**Problem to work on:** Find the word "endeligen" in the data. Return every line where it appears.

[Extracted data entries]
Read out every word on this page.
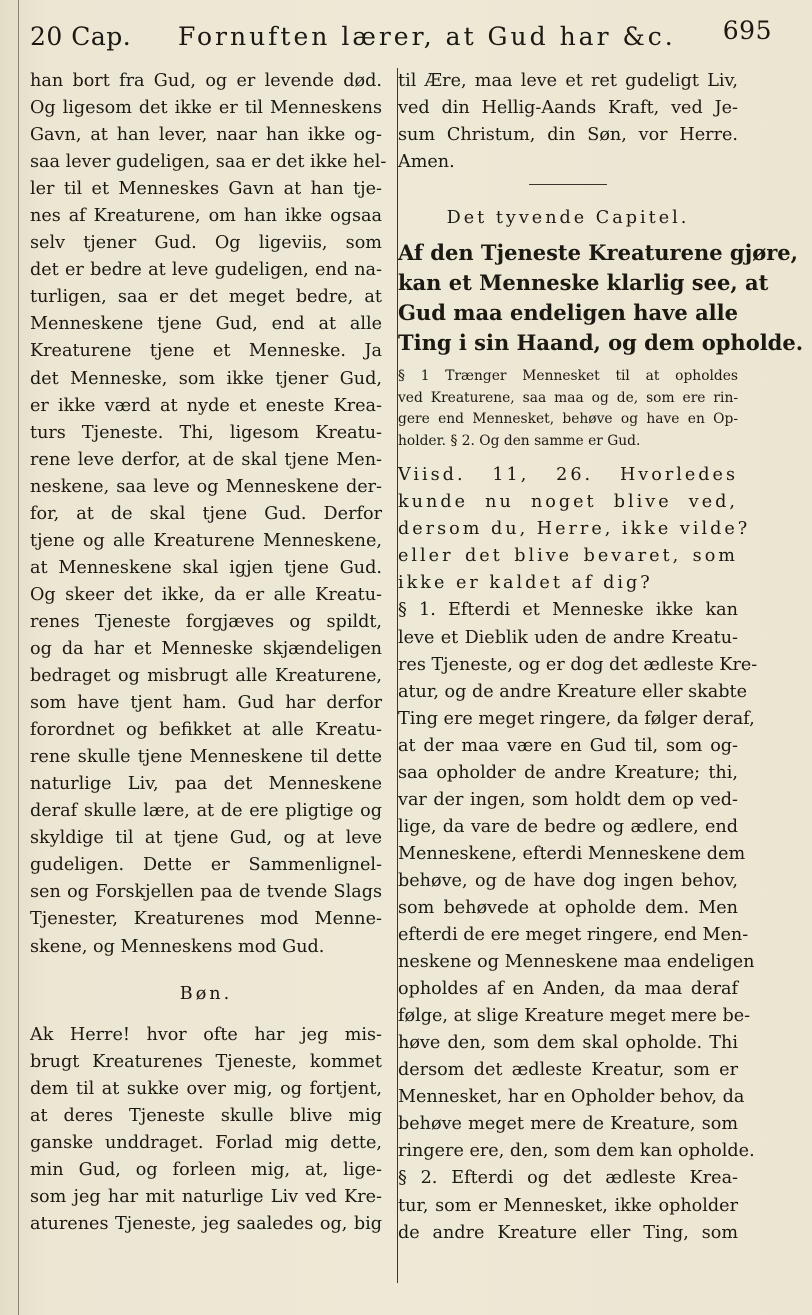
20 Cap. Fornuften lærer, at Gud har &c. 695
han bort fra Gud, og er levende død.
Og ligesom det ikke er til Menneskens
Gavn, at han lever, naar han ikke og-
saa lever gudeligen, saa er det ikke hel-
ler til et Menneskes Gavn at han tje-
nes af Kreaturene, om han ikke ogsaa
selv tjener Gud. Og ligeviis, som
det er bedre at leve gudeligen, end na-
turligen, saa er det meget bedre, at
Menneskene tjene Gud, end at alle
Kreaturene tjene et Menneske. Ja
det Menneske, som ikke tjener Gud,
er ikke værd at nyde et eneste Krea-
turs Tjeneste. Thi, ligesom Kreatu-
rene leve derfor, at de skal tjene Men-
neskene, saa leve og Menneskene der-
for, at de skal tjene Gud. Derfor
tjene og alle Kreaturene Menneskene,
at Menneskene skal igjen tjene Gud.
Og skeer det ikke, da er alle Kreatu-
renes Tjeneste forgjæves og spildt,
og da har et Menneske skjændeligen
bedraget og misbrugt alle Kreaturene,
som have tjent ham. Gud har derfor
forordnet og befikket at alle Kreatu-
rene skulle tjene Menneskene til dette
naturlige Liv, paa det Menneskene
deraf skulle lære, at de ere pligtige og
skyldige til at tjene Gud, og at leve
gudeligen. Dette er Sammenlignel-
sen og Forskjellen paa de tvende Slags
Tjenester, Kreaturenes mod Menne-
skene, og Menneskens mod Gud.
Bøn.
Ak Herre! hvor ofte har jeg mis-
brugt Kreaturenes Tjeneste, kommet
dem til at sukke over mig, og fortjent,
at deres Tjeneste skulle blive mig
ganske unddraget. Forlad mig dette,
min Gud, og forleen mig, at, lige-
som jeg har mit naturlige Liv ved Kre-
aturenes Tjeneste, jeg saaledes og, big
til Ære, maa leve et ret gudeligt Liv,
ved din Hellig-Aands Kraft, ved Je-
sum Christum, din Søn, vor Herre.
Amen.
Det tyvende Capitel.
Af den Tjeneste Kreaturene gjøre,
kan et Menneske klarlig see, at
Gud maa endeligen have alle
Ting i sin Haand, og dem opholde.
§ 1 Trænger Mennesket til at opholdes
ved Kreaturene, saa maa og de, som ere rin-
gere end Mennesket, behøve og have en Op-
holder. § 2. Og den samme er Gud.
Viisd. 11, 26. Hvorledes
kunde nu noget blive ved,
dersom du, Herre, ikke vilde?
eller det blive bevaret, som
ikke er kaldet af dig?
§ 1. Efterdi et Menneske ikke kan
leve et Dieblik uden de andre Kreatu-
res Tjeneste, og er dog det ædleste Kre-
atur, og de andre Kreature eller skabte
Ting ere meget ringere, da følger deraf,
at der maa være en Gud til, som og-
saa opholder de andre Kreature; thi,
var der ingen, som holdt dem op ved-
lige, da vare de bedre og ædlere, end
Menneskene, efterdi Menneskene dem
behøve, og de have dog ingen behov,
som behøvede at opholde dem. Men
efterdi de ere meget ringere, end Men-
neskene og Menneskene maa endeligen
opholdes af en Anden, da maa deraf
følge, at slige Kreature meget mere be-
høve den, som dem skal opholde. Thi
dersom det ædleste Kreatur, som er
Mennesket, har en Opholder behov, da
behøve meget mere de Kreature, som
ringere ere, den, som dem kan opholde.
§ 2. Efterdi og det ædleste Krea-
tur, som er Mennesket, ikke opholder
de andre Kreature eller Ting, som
* * *
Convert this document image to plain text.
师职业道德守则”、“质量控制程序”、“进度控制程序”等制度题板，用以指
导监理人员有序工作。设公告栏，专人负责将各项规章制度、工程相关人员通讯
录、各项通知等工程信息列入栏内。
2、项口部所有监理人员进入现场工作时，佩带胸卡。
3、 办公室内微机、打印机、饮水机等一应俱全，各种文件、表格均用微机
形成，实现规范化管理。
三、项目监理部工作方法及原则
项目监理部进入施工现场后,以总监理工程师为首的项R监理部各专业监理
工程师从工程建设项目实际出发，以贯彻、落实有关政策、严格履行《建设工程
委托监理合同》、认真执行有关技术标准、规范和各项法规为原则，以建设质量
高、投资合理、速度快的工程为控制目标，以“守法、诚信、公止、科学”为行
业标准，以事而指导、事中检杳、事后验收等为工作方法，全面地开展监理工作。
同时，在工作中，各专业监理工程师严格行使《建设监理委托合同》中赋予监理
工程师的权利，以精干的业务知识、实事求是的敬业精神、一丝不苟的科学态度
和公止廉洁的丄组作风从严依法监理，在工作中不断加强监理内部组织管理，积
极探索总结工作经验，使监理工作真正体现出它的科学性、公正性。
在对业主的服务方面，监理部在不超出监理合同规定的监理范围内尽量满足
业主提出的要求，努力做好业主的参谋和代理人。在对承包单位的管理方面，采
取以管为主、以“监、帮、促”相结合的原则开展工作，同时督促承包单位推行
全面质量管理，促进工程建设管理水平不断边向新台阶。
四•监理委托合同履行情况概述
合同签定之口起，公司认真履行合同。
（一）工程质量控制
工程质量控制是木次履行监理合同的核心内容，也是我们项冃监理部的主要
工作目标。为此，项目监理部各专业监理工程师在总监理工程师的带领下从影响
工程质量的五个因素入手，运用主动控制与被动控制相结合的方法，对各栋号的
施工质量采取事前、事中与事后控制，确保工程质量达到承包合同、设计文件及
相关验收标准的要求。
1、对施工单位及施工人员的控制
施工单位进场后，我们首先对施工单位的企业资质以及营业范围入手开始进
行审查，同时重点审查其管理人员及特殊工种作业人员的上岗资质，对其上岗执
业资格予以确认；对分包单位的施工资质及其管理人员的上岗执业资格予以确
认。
---
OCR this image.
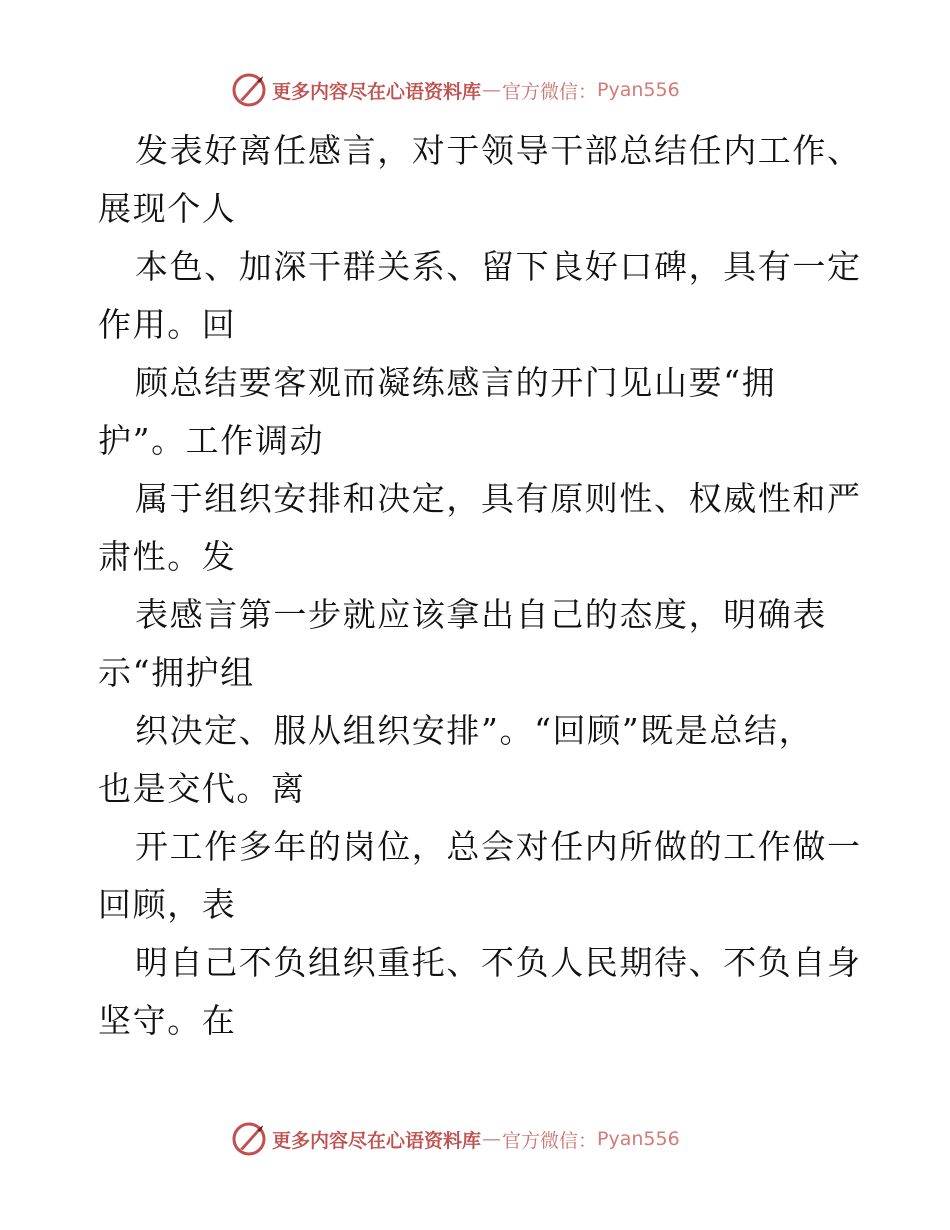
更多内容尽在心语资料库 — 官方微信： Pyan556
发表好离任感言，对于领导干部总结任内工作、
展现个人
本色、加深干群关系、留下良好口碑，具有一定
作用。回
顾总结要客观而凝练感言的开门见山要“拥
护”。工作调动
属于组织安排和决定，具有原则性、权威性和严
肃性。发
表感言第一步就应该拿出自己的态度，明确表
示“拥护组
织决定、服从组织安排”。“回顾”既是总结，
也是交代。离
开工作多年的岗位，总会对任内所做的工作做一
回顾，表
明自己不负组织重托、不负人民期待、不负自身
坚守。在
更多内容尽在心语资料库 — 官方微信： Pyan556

**Exercise result:**
Gud maa endeligen have alle
neskene og Menneskene maa endeligen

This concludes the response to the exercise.